# [What needs to be done]
Each line of the material below that holds the word "落札価格が" needs to be copied.

--- Data rows ---

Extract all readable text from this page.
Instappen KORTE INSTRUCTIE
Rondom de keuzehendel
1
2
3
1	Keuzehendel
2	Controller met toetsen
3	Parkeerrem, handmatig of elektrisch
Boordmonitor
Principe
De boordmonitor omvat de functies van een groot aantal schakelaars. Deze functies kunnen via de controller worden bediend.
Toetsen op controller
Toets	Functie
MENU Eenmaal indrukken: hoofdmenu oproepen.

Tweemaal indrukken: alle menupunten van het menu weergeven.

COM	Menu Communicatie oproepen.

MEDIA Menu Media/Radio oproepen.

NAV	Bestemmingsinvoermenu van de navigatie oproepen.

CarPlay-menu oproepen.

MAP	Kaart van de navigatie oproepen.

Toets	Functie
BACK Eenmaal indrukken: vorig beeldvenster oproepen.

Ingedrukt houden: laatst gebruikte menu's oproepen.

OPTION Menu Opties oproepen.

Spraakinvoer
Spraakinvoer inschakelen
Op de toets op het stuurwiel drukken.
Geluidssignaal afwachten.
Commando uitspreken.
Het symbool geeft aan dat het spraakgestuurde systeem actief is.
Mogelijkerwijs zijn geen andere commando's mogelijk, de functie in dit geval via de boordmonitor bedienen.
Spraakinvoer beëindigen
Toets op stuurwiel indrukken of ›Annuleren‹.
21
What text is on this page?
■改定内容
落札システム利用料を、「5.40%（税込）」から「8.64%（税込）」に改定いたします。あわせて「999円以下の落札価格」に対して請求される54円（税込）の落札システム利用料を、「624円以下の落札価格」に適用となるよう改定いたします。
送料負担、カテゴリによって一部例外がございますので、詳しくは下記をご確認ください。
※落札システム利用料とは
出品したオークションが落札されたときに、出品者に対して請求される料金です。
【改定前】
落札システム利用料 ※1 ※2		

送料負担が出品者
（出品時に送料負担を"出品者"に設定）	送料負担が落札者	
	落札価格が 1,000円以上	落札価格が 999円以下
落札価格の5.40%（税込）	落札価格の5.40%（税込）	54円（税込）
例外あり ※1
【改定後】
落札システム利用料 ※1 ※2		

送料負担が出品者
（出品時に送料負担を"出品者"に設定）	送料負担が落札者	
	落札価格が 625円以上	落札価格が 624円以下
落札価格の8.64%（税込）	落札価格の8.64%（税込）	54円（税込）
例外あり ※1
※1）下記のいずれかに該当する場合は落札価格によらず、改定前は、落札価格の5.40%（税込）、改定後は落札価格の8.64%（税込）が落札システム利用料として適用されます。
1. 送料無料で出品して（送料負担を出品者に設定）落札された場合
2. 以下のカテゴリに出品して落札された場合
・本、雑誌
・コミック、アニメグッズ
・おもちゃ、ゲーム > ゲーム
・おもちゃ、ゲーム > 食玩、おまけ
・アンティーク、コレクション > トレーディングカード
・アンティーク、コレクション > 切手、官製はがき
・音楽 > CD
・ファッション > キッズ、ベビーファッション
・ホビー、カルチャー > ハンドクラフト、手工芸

---

# [Result of this exercise]
	落札価格が 1,000円以上	落札価格が 999円以下
	落札価格が 625円以上	落札価格が 624円以下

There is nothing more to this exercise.